> [Work to be completed]:
What number of lines contain the word "café"? Reply with the number and nothing else.

> [Record excerpts]:
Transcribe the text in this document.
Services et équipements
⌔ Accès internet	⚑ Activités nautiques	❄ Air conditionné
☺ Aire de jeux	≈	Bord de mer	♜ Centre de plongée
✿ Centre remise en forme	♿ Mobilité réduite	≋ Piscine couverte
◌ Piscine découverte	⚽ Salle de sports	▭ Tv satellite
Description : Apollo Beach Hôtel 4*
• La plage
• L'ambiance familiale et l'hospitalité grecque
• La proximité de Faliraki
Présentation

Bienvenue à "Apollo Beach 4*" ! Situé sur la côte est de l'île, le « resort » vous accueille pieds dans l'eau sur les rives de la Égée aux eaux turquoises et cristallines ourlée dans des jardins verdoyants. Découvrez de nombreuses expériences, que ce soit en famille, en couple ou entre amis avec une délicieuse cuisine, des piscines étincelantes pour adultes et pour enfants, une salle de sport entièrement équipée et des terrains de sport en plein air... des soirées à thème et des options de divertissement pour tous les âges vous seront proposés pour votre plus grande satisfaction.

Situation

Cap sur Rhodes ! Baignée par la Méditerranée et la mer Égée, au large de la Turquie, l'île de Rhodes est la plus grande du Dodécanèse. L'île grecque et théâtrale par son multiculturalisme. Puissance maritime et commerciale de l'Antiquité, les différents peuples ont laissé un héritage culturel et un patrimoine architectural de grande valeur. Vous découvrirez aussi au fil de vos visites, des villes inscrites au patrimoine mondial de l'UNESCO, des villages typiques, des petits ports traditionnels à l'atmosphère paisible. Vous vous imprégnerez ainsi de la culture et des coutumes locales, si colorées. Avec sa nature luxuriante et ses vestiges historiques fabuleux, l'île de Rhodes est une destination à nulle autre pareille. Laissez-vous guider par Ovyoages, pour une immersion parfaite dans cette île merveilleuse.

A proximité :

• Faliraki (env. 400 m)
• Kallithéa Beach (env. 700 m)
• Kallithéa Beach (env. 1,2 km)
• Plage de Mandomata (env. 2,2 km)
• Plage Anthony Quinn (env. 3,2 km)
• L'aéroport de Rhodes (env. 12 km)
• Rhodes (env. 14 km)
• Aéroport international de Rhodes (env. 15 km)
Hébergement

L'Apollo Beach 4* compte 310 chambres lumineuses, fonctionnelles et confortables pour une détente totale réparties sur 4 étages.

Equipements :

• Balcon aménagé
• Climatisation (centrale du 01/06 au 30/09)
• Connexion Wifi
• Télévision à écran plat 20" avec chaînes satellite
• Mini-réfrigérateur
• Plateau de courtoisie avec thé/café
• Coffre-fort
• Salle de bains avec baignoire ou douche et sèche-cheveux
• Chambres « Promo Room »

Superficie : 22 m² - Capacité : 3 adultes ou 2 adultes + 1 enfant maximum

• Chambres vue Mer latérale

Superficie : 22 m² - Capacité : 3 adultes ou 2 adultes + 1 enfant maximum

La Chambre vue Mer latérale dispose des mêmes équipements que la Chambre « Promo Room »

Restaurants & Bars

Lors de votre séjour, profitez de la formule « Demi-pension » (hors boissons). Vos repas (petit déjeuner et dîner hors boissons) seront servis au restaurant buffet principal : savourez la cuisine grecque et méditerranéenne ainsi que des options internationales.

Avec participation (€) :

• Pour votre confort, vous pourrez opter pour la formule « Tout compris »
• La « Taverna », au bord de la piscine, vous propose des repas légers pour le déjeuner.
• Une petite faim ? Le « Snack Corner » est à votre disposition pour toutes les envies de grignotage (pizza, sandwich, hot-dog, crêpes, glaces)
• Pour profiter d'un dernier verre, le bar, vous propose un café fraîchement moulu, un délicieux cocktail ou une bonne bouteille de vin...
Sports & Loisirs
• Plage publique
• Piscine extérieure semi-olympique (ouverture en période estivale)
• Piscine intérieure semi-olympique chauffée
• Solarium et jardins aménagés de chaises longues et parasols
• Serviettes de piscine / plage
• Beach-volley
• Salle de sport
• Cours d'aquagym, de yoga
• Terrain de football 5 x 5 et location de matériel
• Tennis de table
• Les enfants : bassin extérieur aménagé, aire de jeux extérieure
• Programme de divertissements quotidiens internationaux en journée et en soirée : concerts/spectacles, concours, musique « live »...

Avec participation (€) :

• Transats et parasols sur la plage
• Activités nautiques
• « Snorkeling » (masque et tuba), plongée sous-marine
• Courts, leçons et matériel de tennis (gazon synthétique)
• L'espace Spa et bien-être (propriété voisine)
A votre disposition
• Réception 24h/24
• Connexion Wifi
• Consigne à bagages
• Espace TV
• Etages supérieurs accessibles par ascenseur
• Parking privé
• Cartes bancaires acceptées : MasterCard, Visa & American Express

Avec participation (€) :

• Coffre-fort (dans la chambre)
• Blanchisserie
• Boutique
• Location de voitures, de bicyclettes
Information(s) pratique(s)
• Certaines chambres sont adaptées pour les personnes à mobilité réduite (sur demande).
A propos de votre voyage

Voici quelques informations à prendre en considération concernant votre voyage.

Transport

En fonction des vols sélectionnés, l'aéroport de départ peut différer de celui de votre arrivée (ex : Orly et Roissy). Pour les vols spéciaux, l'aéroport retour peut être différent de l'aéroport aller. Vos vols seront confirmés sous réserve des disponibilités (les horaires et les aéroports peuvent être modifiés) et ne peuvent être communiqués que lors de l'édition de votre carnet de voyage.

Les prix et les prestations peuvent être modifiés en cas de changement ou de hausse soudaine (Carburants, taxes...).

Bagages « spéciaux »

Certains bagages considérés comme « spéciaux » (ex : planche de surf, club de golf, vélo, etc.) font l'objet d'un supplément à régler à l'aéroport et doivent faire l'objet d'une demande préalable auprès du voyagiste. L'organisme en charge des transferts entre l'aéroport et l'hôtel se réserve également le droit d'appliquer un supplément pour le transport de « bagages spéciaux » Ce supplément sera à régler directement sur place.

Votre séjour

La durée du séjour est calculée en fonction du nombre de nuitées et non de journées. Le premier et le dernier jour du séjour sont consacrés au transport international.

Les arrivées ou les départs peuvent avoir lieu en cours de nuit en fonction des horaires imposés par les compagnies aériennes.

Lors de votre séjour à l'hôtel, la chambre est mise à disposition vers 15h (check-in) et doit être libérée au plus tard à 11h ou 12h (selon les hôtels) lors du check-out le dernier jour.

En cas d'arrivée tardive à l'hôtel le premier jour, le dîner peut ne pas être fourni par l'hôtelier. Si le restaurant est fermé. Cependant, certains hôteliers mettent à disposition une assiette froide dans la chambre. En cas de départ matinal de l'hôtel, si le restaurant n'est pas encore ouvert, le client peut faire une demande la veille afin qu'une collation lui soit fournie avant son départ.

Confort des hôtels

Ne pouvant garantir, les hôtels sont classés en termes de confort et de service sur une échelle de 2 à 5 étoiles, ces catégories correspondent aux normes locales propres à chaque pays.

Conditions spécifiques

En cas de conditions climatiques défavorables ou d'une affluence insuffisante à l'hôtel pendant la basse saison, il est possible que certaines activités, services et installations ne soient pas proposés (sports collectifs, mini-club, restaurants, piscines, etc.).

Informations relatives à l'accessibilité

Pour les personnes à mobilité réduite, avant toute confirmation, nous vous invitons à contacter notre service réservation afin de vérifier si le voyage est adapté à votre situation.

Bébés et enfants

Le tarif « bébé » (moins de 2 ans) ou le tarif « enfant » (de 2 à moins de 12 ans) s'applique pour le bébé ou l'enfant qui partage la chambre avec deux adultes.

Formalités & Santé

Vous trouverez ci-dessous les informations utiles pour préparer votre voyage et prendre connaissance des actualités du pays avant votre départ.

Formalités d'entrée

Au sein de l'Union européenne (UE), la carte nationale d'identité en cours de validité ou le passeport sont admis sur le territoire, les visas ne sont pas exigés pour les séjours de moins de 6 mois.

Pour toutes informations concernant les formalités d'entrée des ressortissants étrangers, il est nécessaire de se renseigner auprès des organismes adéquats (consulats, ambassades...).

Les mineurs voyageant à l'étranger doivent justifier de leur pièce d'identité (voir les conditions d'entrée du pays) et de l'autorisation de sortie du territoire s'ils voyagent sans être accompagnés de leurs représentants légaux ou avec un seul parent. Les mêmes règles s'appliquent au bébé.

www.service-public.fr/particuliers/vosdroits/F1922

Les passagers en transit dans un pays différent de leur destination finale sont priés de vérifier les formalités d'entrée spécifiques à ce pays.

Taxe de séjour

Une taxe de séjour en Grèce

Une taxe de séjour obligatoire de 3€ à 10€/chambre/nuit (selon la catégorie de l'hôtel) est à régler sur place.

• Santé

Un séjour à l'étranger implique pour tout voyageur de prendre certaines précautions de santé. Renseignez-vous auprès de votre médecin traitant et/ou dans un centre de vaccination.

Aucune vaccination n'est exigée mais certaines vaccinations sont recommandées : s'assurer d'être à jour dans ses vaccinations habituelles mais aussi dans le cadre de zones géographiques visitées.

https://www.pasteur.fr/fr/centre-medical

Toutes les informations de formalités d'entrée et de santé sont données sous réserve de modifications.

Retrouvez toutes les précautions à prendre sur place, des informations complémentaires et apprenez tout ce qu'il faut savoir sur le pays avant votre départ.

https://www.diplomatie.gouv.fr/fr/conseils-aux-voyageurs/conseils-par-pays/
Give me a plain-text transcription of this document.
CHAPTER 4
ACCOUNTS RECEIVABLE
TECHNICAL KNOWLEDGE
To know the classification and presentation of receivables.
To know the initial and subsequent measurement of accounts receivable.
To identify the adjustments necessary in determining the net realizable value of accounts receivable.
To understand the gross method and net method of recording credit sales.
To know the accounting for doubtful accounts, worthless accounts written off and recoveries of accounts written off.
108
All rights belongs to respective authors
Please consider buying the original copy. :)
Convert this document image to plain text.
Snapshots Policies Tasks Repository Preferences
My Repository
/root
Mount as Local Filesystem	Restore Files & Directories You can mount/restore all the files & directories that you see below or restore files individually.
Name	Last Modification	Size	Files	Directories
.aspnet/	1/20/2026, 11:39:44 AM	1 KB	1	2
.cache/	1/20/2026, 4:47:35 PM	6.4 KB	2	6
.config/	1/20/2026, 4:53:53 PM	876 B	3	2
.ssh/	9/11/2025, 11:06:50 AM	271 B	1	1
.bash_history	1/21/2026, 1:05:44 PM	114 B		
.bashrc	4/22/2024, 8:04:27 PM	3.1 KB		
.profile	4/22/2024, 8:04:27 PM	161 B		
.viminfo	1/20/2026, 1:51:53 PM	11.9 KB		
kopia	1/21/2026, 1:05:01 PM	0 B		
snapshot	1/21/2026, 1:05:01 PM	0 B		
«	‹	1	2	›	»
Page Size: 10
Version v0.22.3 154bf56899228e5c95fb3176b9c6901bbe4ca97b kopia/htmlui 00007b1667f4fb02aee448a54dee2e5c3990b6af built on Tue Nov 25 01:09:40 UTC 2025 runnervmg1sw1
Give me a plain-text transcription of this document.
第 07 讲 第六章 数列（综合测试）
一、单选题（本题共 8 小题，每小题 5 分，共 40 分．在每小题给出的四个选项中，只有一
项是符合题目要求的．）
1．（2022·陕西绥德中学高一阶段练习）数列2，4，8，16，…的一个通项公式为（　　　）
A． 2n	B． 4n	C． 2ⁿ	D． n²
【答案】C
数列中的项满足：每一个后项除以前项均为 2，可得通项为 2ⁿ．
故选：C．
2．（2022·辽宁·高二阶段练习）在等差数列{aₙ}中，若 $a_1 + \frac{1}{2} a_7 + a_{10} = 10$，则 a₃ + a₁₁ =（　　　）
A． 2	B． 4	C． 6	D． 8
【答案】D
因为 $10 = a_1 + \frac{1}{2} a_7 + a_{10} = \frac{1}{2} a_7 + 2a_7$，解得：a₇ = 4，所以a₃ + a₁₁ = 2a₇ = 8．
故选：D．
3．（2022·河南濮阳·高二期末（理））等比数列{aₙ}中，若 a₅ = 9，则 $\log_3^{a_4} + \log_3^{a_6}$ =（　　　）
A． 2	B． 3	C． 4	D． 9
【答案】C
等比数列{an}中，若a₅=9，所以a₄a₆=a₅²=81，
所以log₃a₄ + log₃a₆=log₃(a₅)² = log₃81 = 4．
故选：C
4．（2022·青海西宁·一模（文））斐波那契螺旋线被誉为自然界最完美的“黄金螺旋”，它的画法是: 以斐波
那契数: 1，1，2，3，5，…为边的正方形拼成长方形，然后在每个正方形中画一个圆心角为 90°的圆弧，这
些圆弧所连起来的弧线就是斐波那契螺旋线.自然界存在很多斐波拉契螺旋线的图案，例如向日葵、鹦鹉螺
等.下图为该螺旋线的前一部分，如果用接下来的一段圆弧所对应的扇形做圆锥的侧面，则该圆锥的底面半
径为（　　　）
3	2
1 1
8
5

> [Answer to the problem]:
2